Start

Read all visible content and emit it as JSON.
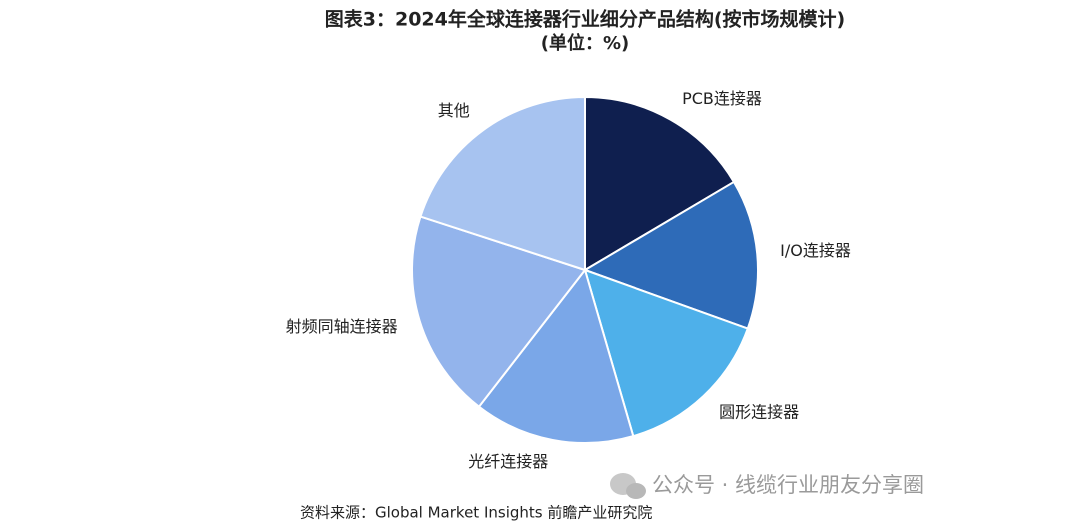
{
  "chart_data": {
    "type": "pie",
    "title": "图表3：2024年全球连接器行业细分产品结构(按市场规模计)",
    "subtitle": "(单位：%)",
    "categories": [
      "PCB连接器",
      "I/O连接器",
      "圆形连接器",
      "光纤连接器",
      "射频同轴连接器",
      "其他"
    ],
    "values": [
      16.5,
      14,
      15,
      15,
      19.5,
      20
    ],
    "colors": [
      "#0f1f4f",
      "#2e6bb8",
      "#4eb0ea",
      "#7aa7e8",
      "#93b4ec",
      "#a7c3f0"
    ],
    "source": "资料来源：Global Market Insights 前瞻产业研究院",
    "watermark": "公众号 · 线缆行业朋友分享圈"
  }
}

End
Start

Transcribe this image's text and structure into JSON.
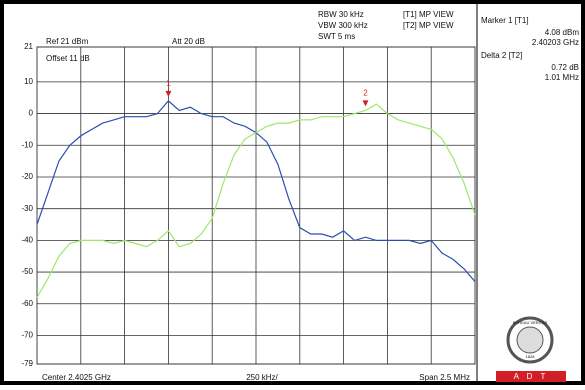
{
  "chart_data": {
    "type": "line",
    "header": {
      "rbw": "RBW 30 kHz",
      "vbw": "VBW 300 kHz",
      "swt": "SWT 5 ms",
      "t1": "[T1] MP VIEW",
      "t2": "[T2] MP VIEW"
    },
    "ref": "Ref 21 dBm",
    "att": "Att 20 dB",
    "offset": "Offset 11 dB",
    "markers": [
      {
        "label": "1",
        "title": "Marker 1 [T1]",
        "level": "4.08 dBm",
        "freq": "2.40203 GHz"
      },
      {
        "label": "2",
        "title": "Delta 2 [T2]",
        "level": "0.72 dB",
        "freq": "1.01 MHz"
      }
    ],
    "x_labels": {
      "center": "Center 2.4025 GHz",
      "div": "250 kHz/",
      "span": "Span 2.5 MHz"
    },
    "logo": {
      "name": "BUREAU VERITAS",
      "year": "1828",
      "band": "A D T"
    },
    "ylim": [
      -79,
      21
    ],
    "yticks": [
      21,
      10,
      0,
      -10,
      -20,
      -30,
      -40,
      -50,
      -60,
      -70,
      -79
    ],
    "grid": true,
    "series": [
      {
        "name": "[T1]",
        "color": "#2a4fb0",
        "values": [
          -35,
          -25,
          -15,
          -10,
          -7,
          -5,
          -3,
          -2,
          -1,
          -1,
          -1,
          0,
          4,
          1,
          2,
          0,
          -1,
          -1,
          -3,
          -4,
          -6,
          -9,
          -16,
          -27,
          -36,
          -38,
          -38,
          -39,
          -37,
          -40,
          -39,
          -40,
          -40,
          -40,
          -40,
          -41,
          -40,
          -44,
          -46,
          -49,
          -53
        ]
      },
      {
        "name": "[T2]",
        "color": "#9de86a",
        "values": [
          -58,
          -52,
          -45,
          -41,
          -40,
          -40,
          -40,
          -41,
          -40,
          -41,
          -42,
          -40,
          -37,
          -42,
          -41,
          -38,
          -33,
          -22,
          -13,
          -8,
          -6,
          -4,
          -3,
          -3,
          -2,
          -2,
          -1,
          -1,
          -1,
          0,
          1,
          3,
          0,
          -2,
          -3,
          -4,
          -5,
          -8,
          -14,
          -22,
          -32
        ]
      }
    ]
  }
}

End
Start

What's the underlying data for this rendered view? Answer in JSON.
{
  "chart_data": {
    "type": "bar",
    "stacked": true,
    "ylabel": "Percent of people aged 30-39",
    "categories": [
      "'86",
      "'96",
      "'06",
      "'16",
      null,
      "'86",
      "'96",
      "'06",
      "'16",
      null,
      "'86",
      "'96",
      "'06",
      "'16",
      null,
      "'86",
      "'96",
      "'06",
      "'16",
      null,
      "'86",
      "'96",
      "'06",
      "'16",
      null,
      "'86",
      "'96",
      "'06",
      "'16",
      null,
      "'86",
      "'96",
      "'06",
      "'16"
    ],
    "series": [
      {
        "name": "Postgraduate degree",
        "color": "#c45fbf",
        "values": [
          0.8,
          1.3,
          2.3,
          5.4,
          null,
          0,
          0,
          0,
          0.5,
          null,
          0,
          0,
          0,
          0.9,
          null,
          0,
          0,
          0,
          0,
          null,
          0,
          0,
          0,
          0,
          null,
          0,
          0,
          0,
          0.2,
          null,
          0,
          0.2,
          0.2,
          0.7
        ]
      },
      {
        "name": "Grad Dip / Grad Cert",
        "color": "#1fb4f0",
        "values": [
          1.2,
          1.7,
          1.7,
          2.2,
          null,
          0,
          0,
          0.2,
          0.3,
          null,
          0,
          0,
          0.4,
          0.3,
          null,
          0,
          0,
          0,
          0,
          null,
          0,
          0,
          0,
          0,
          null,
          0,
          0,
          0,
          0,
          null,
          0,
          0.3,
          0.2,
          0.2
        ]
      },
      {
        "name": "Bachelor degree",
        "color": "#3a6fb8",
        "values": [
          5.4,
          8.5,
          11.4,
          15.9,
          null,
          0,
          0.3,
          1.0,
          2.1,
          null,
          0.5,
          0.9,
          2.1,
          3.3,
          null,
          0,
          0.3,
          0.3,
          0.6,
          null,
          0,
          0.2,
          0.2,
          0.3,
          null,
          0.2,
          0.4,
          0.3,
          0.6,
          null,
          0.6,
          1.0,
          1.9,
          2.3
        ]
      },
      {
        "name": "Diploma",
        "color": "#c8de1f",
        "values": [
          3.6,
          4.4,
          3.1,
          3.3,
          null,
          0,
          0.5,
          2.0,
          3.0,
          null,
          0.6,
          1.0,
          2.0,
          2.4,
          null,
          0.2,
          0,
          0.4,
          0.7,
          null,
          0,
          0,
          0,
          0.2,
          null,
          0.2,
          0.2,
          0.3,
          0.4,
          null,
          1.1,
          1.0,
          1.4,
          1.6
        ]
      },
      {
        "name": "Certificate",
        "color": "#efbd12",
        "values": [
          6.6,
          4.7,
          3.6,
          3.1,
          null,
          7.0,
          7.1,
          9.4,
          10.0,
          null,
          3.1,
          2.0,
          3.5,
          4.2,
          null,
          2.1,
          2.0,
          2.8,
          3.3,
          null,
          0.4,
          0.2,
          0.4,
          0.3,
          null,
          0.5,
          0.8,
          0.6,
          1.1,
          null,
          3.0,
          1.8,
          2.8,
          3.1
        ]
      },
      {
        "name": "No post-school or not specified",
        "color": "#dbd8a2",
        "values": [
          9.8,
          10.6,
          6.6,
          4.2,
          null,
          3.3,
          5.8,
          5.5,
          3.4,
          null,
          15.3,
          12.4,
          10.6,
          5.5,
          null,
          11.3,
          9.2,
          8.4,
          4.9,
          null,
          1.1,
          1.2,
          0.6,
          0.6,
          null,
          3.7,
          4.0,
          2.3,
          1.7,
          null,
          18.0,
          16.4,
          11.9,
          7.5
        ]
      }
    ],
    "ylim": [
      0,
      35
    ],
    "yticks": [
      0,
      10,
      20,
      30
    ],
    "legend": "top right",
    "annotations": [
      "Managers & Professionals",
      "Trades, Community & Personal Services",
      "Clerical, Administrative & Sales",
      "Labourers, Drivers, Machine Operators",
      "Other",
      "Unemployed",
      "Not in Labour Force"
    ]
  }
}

End

Required work — Report back each line of the entries that holds the string "name".

Task output —
      "name": "BUREAU VERITAS",
        "name": "[T1]",
        "name": "[T2]",
        "name": "Postgraduate degree",
        "name": "Grad Dip / Grad Cert",
        "name": "Bachelor degree",
        "name": "Diploma",
        "name": "Certificate",
        "name": "No post-school or not specified",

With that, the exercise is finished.